-- BEGIN --

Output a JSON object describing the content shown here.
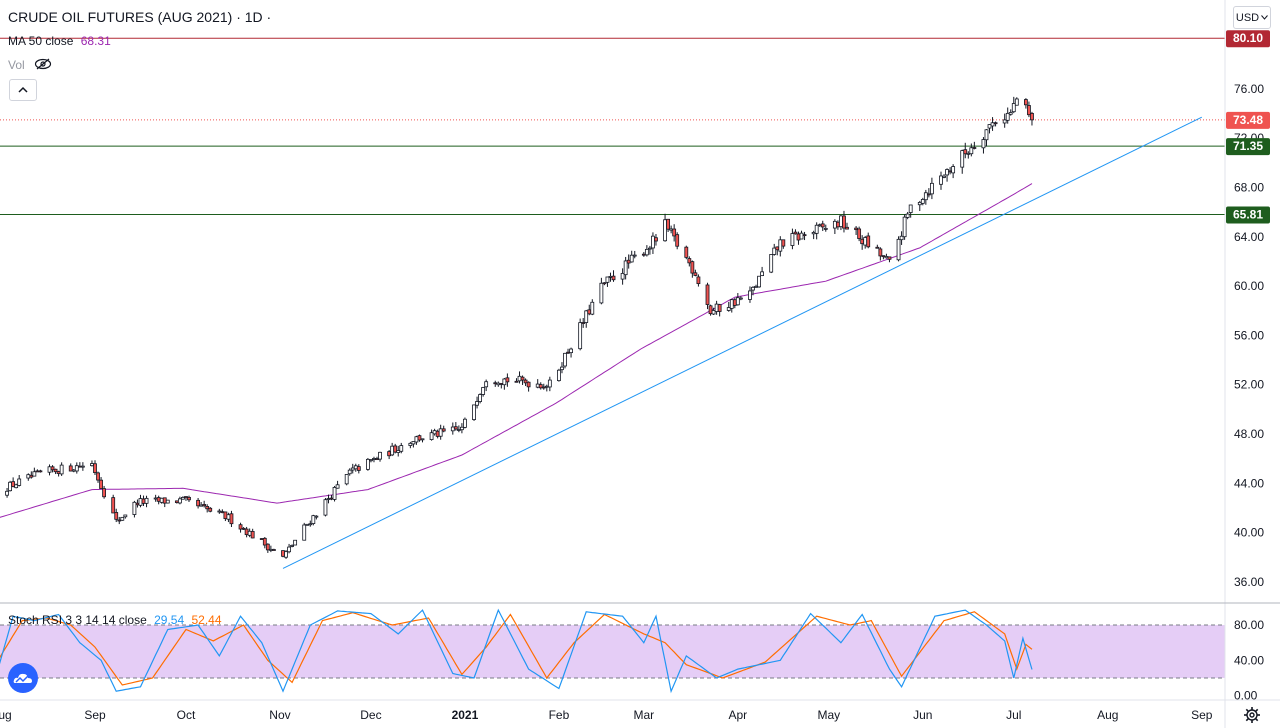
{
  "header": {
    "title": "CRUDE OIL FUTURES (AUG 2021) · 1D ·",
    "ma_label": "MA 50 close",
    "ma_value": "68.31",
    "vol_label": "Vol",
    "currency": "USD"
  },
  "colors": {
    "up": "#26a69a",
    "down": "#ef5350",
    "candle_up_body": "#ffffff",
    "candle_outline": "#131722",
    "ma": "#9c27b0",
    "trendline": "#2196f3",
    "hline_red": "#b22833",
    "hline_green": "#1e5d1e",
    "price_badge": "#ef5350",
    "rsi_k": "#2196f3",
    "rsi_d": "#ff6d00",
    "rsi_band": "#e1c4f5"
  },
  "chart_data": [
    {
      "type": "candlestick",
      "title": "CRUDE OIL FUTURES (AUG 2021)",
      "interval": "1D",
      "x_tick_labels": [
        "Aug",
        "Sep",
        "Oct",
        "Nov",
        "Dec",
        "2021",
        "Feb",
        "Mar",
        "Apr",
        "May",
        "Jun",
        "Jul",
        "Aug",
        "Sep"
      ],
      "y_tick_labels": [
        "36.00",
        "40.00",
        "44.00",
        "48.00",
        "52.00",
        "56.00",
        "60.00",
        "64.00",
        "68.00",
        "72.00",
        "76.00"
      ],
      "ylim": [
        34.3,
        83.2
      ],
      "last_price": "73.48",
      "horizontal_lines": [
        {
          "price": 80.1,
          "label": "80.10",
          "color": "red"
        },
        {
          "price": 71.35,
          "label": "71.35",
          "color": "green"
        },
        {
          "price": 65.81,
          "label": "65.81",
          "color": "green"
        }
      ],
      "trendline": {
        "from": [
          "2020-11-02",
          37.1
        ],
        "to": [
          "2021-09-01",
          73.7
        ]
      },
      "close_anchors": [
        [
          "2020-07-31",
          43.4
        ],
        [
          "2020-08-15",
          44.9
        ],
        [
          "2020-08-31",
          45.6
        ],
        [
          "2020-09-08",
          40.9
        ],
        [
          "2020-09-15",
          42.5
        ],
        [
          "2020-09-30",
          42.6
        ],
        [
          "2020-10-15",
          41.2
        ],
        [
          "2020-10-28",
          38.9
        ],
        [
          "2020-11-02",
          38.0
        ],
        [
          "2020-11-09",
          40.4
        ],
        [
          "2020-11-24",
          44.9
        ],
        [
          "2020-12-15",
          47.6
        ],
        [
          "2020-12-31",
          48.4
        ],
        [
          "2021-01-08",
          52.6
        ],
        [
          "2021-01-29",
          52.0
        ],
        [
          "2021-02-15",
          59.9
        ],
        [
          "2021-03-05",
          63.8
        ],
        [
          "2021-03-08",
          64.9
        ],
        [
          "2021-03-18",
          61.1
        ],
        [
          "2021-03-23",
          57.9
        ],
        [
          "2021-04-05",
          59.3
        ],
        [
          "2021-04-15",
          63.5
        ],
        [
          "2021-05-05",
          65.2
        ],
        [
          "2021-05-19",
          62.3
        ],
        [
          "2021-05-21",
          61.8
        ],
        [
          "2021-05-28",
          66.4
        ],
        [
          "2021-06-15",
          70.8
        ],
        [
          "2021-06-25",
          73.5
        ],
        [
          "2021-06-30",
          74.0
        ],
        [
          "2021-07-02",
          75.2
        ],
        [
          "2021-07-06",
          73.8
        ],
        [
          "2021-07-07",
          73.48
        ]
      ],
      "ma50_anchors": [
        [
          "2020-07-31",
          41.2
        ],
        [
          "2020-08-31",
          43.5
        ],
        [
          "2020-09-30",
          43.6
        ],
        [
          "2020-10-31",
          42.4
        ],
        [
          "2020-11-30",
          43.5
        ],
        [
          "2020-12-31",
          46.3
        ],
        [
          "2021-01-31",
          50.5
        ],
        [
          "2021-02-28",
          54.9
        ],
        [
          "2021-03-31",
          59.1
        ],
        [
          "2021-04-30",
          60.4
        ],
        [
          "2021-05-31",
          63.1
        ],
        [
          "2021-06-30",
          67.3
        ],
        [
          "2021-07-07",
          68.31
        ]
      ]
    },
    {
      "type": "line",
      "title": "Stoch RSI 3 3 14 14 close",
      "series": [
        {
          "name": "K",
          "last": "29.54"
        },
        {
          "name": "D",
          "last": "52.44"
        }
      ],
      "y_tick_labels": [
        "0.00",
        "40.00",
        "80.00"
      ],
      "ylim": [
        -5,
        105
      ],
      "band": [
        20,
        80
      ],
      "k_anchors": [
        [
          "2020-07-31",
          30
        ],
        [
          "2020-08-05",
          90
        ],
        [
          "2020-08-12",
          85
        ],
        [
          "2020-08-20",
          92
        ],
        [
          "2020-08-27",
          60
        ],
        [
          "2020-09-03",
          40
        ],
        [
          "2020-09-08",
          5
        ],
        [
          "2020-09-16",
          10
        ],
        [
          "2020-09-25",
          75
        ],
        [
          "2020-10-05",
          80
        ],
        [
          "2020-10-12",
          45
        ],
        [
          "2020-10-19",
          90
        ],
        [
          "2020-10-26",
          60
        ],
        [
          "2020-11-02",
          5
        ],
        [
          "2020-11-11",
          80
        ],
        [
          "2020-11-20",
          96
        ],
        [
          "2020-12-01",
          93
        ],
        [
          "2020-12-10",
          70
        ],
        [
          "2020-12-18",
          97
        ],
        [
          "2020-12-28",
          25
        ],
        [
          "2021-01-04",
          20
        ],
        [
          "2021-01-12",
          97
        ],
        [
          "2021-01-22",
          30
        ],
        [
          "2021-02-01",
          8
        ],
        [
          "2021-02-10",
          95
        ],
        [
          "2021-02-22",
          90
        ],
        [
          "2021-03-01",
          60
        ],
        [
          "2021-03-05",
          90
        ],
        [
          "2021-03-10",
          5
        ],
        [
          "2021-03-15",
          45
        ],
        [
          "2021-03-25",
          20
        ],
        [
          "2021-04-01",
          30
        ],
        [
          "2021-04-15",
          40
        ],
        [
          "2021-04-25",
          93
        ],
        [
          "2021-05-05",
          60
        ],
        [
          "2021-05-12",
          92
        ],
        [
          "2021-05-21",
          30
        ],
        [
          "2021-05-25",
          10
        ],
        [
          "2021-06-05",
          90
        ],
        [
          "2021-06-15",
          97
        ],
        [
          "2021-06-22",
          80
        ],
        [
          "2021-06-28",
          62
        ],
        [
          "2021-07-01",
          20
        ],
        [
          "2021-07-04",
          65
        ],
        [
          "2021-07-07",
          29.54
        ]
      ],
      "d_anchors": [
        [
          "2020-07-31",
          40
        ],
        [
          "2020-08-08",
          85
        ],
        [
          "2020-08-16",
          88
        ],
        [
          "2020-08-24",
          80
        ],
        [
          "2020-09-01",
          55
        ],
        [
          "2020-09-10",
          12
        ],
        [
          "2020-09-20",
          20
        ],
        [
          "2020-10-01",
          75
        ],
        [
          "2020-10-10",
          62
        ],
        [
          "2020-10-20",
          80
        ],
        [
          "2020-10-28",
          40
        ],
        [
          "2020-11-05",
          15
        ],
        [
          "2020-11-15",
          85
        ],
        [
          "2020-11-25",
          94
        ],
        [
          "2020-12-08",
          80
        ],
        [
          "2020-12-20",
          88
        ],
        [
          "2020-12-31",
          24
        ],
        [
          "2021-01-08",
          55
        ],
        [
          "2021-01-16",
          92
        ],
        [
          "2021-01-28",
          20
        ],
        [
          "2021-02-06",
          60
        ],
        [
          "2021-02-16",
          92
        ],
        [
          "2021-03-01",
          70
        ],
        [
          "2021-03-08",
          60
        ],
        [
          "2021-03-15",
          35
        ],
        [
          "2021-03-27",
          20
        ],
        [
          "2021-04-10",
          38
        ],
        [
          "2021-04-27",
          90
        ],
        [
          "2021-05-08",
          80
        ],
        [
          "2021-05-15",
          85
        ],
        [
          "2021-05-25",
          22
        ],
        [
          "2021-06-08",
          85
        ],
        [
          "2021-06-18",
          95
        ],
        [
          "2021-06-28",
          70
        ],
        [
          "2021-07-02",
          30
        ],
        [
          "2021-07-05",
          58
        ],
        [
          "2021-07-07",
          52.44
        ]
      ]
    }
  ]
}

-- END --

● **Exercise**:
Go through the records above, find every line with the word "title", and list those lines.

● **Exercise result**:
    "title": "CRUDE OIL FUTURES (AUG 2021) · 1D ·",
      "title": "CRUDE OIL FUTURES (AUG 2021)",
      "title": "Stoch RSI 3 3 14 14 close",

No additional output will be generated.